━━ EXCERPTED RECORDS ━━

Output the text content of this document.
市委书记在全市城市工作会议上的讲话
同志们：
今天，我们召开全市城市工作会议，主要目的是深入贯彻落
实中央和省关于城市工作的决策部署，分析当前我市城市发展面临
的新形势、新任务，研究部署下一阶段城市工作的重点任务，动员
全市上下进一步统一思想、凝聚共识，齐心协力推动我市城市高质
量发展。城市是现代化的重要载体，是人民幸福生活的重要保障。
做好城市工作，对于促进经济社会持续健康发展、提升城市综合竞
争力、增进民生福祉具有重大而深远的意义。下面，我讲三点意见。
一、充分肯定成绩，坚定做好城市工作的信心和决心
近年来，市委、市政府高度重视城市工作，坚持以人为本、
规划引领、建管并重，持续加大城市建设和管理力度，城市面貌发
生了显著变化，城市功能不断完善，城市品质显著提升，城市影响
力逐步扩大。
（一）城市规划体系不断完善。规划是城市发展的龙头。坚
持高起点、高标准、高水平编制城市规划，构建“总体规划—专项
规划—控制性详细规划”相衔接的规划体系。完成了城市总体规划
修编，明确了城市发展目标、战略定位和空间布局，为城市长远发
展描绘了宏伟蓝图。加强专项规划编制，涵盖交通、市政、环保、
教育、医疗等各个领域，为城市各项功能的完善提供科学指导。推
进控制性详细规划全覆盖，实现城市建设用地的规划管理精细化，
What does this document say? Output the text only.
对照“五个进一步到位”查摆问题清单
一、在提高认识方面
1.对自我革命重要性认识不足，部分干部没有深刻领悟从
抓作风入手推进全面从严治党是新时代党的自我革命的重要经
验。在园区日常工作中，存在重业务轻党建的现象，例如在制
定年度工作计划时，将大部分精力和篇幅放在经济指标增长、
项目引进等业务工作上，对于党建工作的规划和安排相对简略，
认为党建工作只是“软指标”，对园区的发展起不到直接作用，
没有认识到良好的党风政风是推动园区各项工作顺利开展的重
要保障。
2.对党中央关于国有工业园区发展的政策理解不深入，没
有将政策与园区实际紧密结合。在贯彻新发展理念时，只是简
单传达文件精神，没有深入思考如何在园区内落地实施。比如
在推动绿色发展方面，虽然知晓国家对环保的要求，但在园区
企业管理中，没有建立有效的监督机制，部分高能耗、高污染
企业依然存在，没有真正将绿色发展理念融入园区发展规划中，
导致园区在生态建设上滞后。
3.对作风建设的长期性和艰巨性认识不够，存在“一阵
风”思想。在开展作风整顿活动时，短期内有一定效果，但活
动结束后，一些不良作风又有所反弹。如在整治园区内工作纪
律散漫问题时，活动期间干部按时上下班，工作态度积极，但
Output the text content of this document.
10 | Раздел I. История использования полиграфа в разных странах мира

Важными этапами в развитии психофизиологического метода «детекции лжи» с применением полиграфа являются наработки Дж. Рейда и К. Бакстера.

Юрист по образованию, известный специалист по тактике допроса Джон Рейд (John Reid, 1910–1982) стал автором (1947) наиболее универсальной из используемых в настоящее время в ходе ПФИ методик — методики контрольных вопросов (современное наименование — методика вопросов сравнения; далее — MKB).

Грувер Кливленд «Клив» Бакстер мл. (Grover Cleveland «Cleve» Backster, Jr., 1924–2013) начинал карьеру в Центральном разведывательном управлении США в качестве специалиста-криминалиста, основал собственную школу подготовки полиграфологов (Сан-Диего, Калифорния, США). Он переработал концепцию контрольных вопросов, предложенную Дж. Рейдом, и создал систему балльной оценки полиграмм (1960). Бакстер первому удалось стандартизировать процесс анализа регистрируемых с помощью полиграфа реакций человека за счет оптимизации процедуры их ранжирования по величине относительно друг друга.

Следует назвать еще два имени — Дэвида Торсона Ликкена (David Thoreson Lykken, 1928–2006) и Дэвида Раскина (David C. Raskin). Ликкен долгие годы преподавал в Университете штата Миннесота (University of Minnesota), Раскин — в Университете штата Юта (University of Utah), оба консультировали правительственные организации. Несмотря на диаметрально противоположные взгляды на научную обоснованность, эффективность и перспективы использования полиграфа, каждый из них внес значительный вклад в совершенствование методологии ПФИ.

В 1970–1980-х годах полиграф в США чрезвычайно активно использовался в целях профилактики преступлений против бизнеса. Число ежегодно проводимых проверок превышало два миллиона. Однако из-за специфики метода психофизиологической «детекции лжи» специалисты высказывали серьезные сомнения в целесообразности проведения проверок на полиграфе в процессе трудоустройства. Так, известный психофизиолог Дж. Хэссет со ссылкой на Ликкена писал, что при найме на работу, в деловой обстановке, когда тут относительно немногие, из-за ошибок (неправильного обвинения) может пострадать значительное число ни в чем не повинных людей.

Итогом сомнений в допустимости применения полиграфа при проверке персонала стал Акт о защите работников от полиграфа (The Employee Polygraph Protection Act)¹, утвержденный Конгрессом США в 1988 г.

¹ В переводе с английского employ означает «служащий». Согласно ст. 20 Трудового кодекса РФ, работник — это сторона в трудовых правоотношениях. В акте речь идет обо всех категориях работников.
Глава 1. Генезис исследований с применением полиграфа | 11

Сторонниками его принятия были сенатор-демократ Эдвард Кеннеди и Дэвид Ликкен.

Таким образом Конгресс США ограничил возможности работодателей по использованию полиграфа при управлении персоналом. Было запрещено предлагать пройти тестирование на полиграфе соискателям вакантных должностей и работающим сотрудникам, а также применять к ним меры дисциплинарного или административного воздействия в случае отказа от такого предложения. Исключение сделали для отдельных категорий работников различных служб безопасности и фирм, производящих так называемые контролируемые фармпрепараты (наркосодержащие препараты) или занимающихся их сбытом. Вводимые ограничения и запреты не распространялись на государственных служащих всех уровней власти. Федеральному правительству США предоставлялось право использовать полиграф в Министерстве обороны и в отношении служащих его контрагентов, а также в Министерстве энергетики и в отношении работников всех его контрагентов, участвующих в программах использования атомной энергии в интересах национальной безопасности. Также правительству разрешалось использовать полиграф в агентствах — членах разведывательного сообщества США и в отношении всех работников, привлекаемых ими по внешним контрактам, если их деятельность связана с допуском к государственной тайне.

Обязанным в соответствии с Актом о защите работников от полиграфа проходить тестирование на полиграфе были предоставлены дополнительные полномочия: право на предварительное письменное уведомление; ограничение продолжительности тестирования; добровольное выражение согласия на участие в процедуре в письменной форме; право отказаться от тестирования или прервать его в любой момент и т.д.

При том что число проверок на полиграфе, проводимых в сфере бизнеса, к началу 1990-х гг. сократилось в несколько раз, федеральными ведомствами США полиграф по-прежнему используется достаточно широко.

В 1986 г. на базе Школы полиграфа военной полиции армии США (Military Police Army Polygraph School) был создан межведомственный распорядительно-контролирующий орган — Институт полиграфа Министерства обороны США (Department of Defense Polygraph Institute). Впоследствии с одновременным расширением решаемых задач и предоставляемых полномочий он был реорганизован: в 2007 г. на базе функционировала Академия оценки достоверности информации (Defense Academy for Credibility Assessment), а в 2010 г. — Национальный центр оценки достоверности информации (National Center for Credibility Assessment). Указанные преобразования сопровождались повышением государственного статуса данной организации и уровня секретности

━━━

__WHAT THE EXERCISE ASKS__: Extract all lines of the records above that include "применением".

__WORKED ANSWER__:
Важными этапами в развитии психофизиологического метода «детекции лжи» с применением полиграфа являются наработки Дж. Рейда и К. Бакстера.
Глава 1. Генезис исследований с применением полиграфа | 11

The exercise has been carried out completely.